— BEGIN Exercise material —

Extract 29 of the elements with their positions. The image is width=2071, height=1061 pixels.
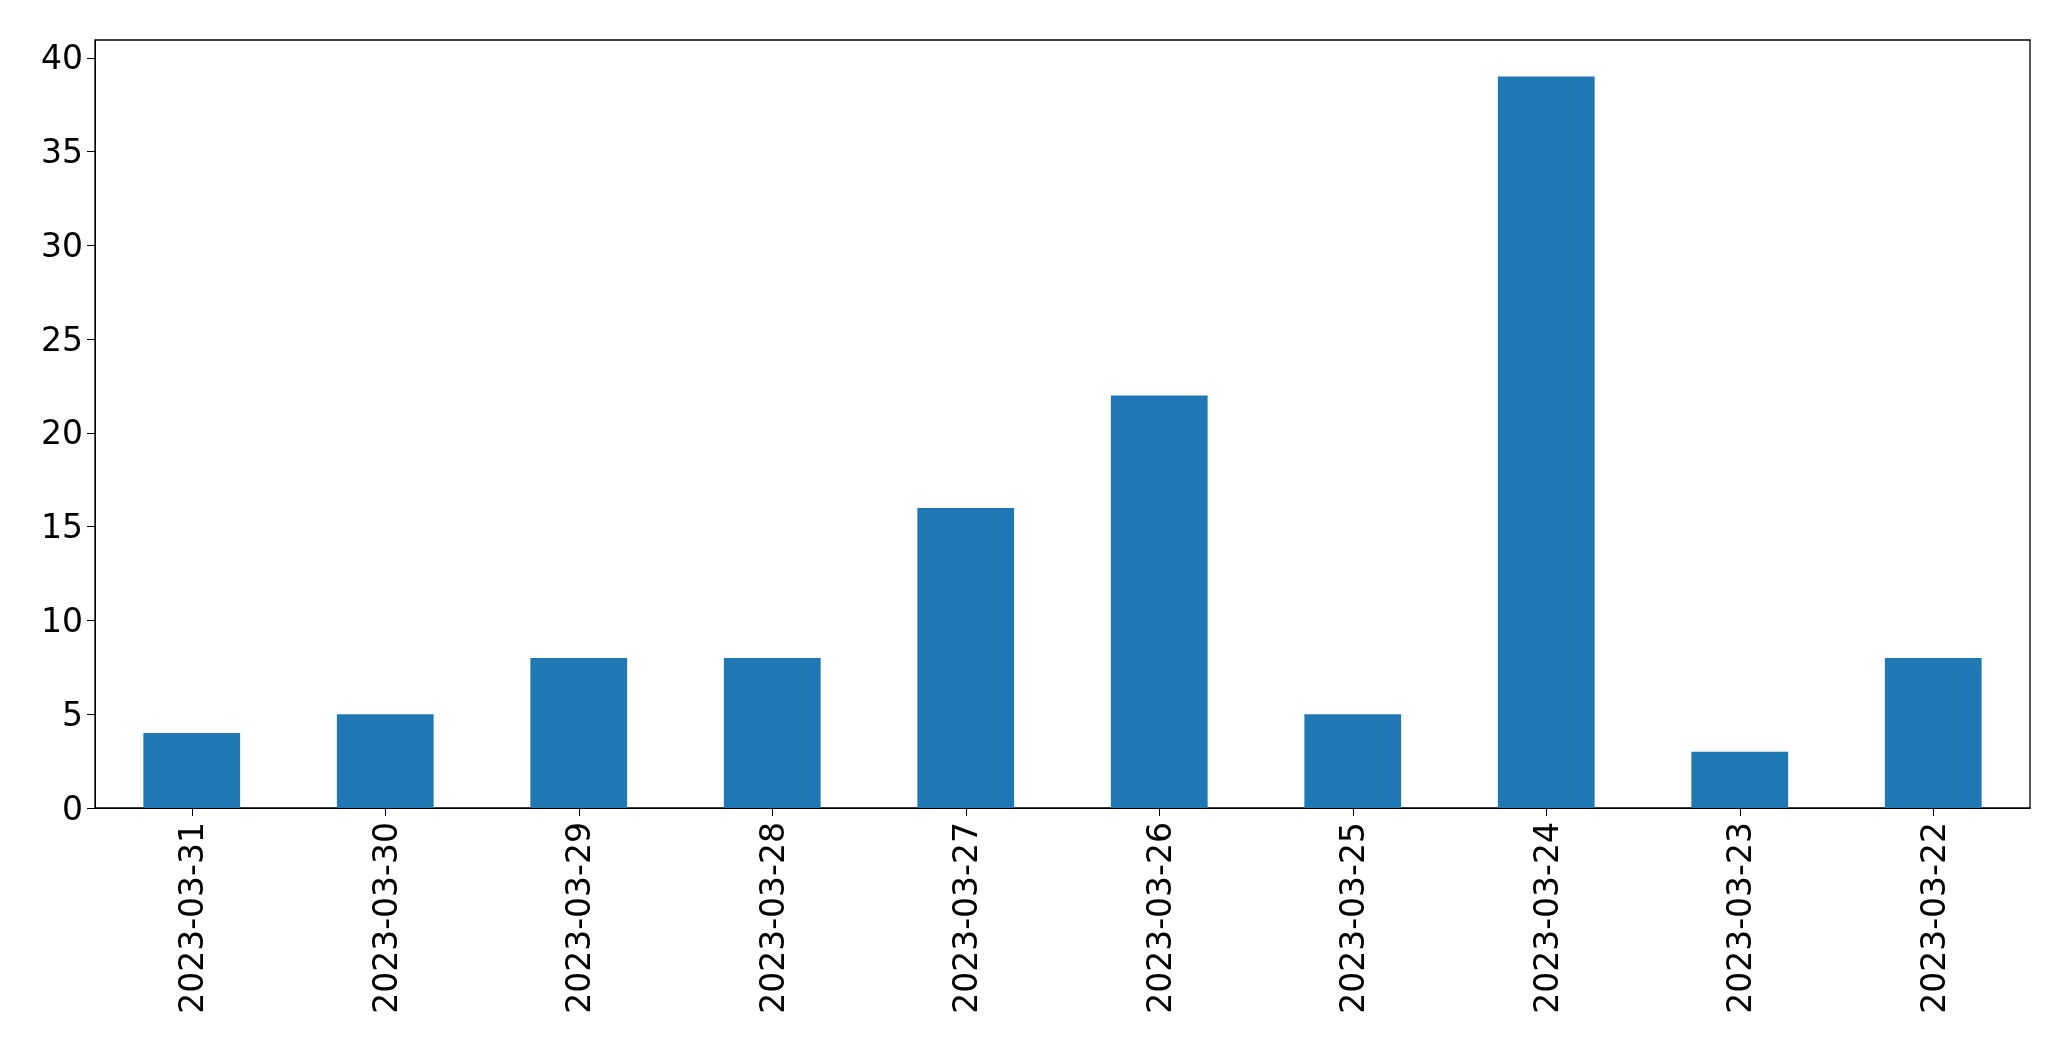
y-tick-label: 15 bbox=[41, 507, 83, 547]
x-tick-label: 2023-03-28 bbox=[752, 822, 792, 1014]
x-tick-label: 2023-03-25 bbox=[1333, 822, 1373, 1014]
y-tick-label: 35 bbox=[41, 132, 83, 172]
bar bbox=[143, 732, 241, 808]
bar bbox=[1110, 395, 1208, 808]
bar bbox=[336, 714, 434, 808]
x-tick-label: 2023-03-29 bbox=[559, 822, 599, 1014]
bar bbox=[917, 507, 1015, 808]
bar bbox=[1884, 657, 1982, 808]
bar bbox=[1691, 751, 1789, 808]
y-tick-label: 5 bbox=[62, 694, 83, 734]
bar bbox=[530, 657, 628, 808]
y-tick-label: 0 bbox=[62, 788, 83, 828]
x-tick-label: 2023-03-23 bbox=[1720, 822, 1760, 1014]
x-tick-label: 2023-03-30 bbox=[365, 822, 405, 1014]
y-tick-label: 25 bbox=[41, 319, 83, 359]
x-tick-label: 2023-03-24 bbox=[1526, 822, 1566, 1014]
x-tick-label: 2023-03-31 bbox=[172, 822, 212, 1014]
y-tick-label: 20 bbox=[41, 413, 83, 453]
y-tick-label: 30 bbox=[41, 225, 83, 265]
y-tick-label: 10 bbox=[41, 600, 83, 640]
x-tick-label: 2023-03-27 bbox=[946, 822, 986, 1014]
bar bbox=[1497, 76, 1595, 808]
bar bbox=[1304, 714, 1402, 808]
bar bbox=[723, 657, 821, 808]
y-tick-label: 40 bbox=[41, 38, 83, 78]
x-tick-label: 2023-03-26 bbox=[1139, 822, 1179, 1014]
x-tick-label: 2023-03-22 bbox=[1913, 822, 1953, 1014]
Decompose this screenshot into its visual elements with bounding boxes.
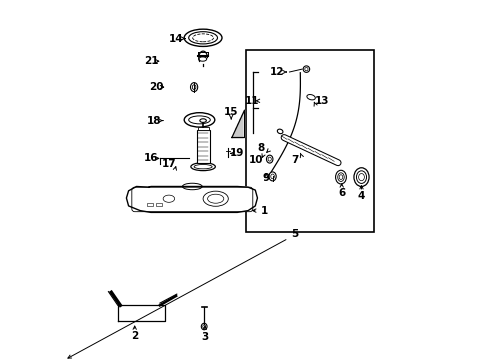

— END Exercise material —

Copy the lines between the one holding "y-tick-label: 15 bbox=[41, 507, 83, 547]" and the one holding "bar bbox=[530, 657, 628, 808]", inclusive, without any changes.

__Expected output__:
y-tick-label: 15 bbox=[41, 507, 83, 547]
x-tick-label: 2023-03-28 bbox=[752, 822, 792, 1014]
x-tick-label: 2023-03-25 bbox=[1333, 822, 1373, 1014]
y-tick-label: 35 bbox=[41, 132, 83, 172]
bar bbox=[143, 732, 241, 808]
bar bbox=[1110, 395, 1208, 808]
bar bbox=[336, 714, 434, 808]
x-tick-label: 2023-03-29 bbox=[559, 822, 599, 1014]
bar bbox=[917, 507, 1015, 808]
bar bbox=[1884, 657, 1982, 808]
bar bbox=[1691, 751, 1789, 808]
y-tick-label: 5 bbox=[62, 694, 83, 734]
bar bbox=[530, 657, 628, 808]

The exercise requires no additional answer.